╭─ DOCUMENT EXCERPT
There are some who should stay, of course, particularly if the price is right. Outfielder Ichiro Suzuki has said he would like to come back to the Bronx and should be allowed to, but for no more than one or two years.
Closer Mariano Rivera will be back if he decides it’s not yet time to retire. Rivera will ultimately drive this decision because the blow back from letting go the greatest relief pitcher the game has ever known would be too severe.
Similarly, pitcher Andy Pettitte may decide that an injury-marred 2012 season is not the way he wants to head into his second retirement. The Yankees think he’s going to want to come back, according to a report on CBSSports.com a couple of weeks ago. The price has to be right because the guy has made only 33 starts in the last three seasons.
╰─
╭─ SUPPLIED ENTRIES
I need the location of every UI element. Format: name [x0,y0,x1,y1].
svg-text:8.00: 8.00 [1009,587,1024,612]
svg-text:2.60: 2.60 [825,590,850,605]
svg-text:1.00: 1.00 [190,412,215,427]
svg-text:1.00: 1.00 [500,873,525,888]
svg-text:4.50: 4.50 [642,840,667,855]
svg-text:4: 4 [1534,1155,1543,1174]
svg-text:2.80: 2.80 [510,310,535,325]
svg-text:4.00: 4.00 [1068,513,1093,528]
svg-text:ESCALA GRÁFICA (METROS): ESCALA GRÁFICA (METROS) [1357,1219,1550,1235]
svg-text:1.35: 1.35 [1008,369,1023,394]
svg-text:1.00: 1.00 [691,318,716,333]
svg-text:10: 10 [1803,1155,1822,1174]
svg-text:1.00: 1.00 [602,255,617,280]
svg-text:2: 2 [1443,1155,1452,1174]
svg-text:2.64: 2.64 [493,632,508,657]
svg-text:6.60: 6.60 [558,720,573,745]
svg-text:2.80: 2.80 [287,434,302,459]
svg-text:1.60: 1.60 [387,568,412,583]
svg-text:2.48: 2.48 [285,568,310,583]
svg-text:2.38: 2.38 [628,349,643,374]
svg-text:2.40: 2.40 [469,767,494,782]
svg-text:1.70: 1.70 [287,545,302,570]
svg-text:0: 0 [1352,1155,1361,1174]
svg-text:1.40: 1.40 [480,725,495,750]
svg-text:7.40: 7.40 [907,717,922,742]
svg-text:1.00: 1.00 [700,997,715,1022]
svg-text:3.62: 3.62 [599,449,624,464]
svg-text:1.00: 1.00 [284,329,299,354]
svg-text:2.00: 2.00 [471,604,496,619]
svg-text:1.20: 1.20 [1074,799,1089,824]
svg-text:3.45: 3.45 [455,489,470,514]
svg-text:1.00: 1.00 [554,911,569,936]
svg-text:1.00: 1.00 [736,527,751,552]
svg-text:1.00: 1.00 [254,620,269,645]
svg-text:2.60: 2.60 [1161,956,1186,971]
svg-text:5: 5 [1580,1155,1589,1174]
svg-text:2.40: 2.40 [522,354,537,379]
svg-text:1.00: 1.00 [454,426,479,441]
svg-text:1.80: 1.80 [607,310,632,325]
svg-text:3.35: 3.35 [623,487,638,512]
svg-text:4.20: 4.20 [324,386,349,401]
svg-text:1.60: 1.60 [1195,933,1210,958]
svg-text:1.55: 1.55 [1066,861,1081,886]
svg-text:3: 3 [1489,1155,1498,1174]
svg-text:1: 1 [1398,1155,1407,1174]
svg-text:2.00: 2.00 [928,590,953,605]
╰─
WHAT TO WORK ON>
1: Name every player in the Yankees passage.
2: According to the Yankees passage, how many starts has Andy Pettitte made in the last three seasons?
3: Duplicate the Yankees passage starting with "Closer Mariano Rivera" and going on through "last three seasons.".

FULL SOLUTIONS>
1: Ichiro Suzuki, Mariano Rivera, Andy Pettitte

2: 33 starts

3:
Closer Mariano Rivera will be back if he decides it’s not yet time to retire. Rivera will ultimately drive this decision because the blow back from letting go the greatest relief pitcher the game has ever known would be too severe.
Similarly, pitcher Andy Pettitte may decide that an injury-marred 2012 season is not the way he wants to head into his second retirement. The Yankees think he’s going to want to come back, according to a report on CBSSports.com a couple of weeks ago. The price has to be right because the guy has made only 33 starts in the last three seasons.